Material for this task →

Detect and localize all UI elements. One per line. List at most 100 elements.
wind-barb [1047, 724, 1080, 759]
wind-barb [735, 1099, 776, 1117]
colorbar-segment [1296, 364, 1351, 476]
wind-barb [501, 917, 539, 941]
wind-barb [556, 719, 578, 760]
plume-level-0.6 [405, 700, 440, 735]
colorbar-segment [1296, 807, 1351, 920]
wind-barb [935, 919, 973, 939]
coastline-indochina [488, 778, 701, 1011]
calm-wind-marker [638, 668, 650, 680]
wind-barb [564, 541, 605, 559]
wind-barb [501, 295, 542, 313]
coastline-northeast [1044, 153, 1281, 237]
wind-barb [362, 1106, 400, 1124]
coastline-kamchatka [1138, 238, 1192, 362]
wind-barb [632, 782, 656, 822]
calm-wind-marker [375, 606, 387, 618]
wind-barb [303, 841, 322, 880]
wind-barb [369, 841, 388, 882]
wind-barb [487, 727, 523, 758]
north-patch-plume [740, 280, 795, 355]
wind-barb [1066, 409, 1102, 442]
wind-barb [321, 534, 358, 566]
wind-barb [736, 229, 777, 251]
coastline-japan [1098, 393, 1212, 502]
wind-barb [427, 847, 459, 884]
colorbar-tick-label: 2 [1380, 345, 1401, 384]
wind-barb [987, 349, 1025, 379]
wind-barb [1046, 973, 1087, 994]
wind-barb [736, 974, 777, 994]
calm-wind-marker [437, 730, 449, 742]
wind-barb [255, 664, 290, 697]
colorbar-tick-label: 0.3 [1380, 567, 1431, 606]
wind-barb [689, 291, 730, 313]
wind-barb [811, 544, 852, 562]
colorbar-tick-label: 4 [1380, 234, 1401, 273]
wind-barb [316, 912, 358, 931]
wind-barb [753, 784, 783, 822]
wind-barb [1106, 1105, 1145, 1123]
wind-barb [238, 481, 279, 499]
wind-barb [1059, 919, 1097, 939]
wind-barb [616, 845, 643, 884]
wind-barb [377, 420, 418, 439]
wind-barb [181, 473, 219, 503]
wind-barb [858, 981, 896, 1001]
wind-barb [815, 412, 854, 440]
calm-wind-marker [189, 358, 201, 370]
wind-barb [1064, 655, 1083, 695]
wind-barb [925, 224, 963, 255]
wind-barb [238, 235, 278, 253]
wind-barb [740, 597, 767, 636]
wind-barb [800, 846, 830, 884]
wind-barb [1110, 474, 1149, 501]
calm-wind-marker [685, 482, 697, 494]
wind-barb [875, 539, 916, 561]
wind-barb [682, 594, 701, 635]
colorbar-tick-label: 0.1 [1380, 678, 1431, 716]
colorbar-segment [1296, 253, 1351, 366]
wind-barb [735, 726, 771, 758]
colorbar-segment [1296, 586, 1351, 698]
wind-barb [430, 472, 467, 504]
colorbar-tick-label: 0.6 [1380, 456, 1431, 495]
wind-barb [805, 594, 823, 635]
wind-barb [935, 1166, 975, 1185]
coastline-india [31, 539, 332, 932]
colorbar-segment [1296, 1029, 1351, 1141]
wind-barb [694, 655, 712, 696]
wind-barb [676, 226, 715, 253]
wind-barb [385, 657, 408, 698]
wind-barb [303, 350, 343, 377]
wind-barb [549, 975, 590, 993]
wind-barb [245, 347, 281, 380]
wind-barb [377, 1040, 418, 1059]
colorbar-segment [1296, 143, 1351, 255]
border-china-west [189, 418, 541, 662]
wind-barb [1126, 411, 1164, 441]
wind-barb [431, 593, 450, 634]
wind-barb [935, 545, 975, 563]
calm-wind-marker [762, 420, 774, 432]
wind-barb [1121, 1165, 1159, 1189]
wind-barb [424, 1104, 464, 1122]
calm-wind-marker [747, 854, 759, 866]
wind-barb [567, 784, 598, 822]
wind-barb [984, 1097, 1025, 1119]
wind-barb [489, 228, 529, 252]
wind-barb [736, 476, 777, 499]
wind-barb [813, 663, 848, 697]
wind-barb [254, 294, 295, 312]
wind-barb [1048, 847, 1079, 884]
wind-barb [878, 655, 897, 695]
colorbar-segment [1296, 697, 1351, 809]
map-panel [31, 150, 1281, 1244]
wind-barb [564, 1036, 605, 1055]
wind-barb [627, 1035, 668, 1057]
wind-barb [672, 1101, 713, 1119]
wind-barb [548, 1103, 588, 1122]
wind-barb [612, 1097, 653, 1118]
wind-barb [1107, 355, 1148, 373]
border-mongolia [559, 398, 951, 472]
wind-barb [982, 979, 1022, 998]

What the task requires → Write out all of the lines above word for word, in their original order.

Finished answer →
Detect and localize all UI elements. One per line. List at most 100 elements.
wind-barb [1047, 724, 1080, 759]
wind-barb [735, 1099, 776, 1117]
colorbar-segment [1296, 364, 1351, 476]
wind-barb [501, 917, 539, 941]
wind-barb [556, 719, 578, 760]
plume-level-0.6 [405, 700, 440, 735]
colorbar-segment [1296, 807, 1351, 920]
wind-barb [935, 919, 973, 939]
coastline-indochina [488, 778, 701, 1011]
calm-wind-marker [638, 668, 650, 680]
wind-barb [564, 541, 605, 559]
wind-barb [501, 295, 542, 313]
coastline-northeast [1044, 153, 1281, 237]
wind-barb [362, 1106, 400, 1124]
coastline-kamchatka [1138, 238, 1192, 362]
wind-barb [632, 782, 656, 822]
calm-wind-marker [375, 606, 387, 618]
wind-barb [303, 841, 322, 880]
wind-barb [369, 841, 388, 882]
wind-barb [487, 727, 523, 758]
north-patch-plume [740, 280, 795, 355]
wind-barb [1066, 409, 1102, 442]
wind-barb [321, 534, 358, 566]
wind-barb [736, 229, 777, 251]
coastline-japan [1098, 393, 1212, 502]
wind-barb [427, 847, 459, 884]
colorbar-tick-label: 2 [1380, 345, 1401, 384]
wind-barb [987, 349, 1025, 379]
wind-barb [1046, 973, 1087, 994]
wind-barb [736, 974, 777, 994]
calm-wind-marker [437, 730, 449, 742]
wind-barb [255, 664, 290, 697]
colorbar-tick-label: 0.3 [1380, 567, 1431, 606]
wind-barb [689, 291, 730, 313]
wind-barb [811, 544, 852, 562]
colorbar-tick-label: 4 [1380, 234, 1401, 273]
wind-barb [316, 912, 358, 931]
wind-barb [753, 784, 783, 822]
wind-barb [1106, 1105, 1145, 1123]
wind-barb [238, 481, 279, 499]
wind-barb [1059, 919, 1097, 939]
wind-barb [616, 845, 643, 884]
wind-barb [377, 420, 418, 439]
wind-barb [181, 473, 219, 503]
wind-barb [858, 981, 896, 1001]
wind-barb [815, 412, 854, 440]
calm-wind-marker [189, 358, 201, 370]
wind-barb [1064, 655, 1083, 695]
wind-barb [925, 224, 963, 255]
wind-barb [238, 235, 278, 253]
wind-barb [740, 597, 767, 636]
wind-barb [800, 846, 830, 884]
wind-barb [1110, 474, 1149, 501]
calm-wind-marker [685, 482, 697, 494]
wind-barb [875, 539, 916, 561]
wind-barb [682, 594, 701, 635]
colorbar-tick-label: 0.1 [1380, 678, 1431, 716]
colorbar-segment [1296, 253, 1351, 366]
wind-barb [735, 726, 771, 758]
colorbar-segment [1296, 586, 1351, 698]
wind-barb [430, 472, 467, 504]
colorbar-tick-label: 0.6 [1380, 456, 1431, 495]
wind-barb [805, 594, 823, 635]
wind-barb [935, 1166, 975, 1185]
coastline-india [31, 539, 332, 932]
colorbar-segment [1296, 1029, 1351, 1141]
wind-barb [694, 655, 712, 696]
wind-barb [676, 226, 715, 253]
wind-barb [385, 657, 408, 698]
wind-barb [303, 350, 343, 377]
wind-barb [549, 975, 590, 993]
wind-barb [245, 347, 281, 380]
wind-barb [377, 1040, 418, 1059]
colorbar-segment [1296, 143, 1351, 255]
border-china-west [189, 418, 541, 662]
wind-barb [1126, 411, 1164, 441]
wind-barb [431, 593, 450, 634]
wind-barb [935, 545, 975, 563]
calm-wind-marker [762, 420, 774, 432]
wind-barb [1121, 1165, 1159, 1189]
wind-barb [424, 1104, 464, 1122]
calm-wind-marker [747, 854, 759, 866]
wind-barb [567, 784, 598, 822]
wind-barb [984, 1097, 1025, 1119]
wind-barb [489, 228, 529, 252]
wind-barb [736, 476, 777, 499]
wind-barb [813, 663, 848, 697]
wind-barb [254, 294, 295, 312]
wind-barb [1048, 847, 1079, 884]
wind-barb [878, 655, 897, 695]
colorbar-segment [1296, 697, 1351, 809]
map-panel [31, 150, 1281, 1244]
wind-barb [564, 1036, 605, 1055]
wind-barb [627, 1035, 668, 1057]
wind-barb [672, 1101, 713, 1119]
wind-barb [548, 1103, 588, 1122]
wind-barb [612, 1097, 653, 1118]
wind-barb [1107, 355, 1148, 373]
border-mongolia [559, 398, 951, 472]
wind-barb [982, 979, 1022, 998]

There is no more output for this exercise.